● CHALLENGE
Retype all material exactly. Pictures stay out of the copy.

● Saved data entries
===
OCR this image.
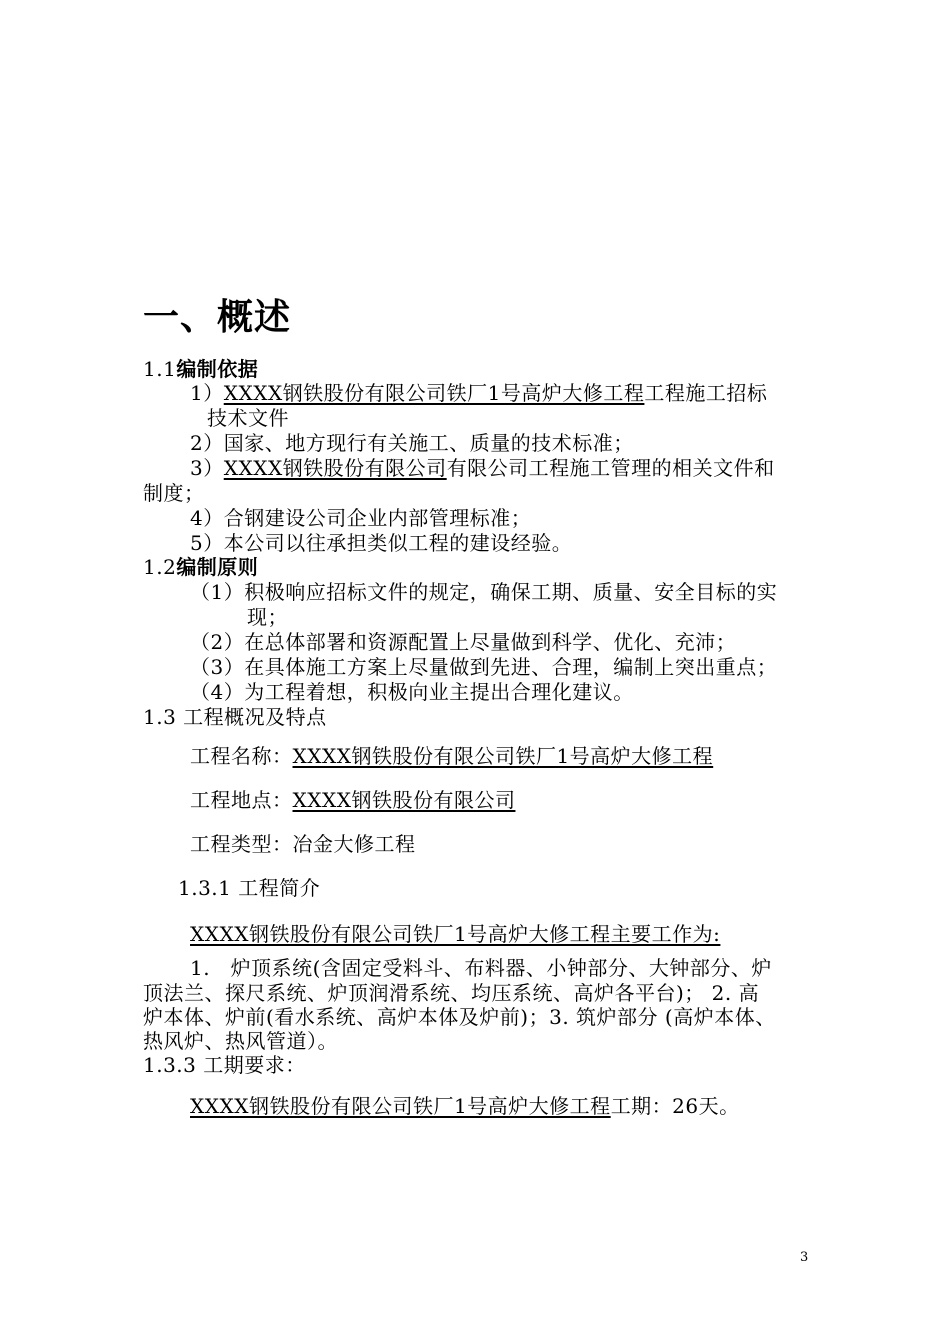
一、概述
1.1编制依据
1）XXXX钢铁股份有限公司铁厂1号高炉大修工程工程施工招标
技术文件
2）国家、地方现行有关施工、质量的技术标准；
3）XXXX钢铁股份有限公司有限公司工程施工管理的相关文件和
制度；
4）合钢建设公司企业内部管理标准；
5）本公司以往承担类似工程的建设经验。
1.2编制原则
（1）积极响应招标文件的规定，确保工期、质量、安全目标的实
现；
（2）在总体部署和资源配置上尽量做到科学、优化、充沛；
（3）在具体施工方案上尽量做到先进、合理，编制上突出重点；
（4）为工程着想，积极向业主提出合理化建议。
1.3 工程概况及特点
工程名称：XXXX钢铁股份有限公司铁厂1号高炉大修工程
工程地点：XXXX钢铁股份有限公司
工程类型：冶金大修工程
1.3.1 工程简介
XXXX钢铁股份有限公司铁厂1号高炉大修工程主要工作为:
1.　炉顶系统(含固定受料斗、布料器、小钟部分、大钟部分、炉
顶法兰、探尺系统、炉顶润滑系统、均压系统、高炉各平台)； 2. 高
炉本体、炉前(看水系统、高炉本体及炉前)；3. 筑炉部分 (高炉本体、
热风炉、热风管道）。
1.3.3 工期要求：
XXXX钢铁股份有限公司铁厂1号高炉大修工程工期：26天。
3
===
● THE COMPLETED TASK
OCR this image.
一、概述
1.1编制依据
1）XXXX钢铁股份有限公司铁厂1号高炉大修工程工程施工招标
技术文件
2）国家、地方现行有关施工、质量的技术标准；
3）XXXX钢铁股份有限公司有限公司工程施工管理的相关文件和
制度；
4）合钢建设公司企业内部管理标准；
5）本公司以往承担类似工程的建设经验。
1.2编制原则
（1）积极响应招标文件的规定，确保工期、质量、安全目标的实
现；
（2）在总体部署和资源配置上尽量做到科学、优化、充沛；
（3）在具体施工方案上尽量做到先进、合理，编制上突出重点；
（4）为工程着想，积极向业主提出合理化建议。
1.3 工程概况及特点
工程名称：XXXX钢铁股份有限公司铁厂1号高炉大修工程
工程地点：XXXX钢铁股份有限公司
工程类型：冶金大修工程
1.3.1 工程简介
XXXX钢铁股份有限公司铁厂1号高炉大修工程主要工作为:
1.　炉顶系统(含固定受料斗、布料器、小钟部分、大钟部分、炉
顶法兰、探尺系统、炉顶润滑系统、均压系统、高炉各平台)； 2. 高
炉本体、炉前(看水系统、高炉本体及炉前)；3. 筑炉部分 (高炉本体、
热风炉、热风管道）。
1.3.3 工期要求：
XXXX钢铁股份有限公司铁厂1号高炉大修工程工期：26天。
3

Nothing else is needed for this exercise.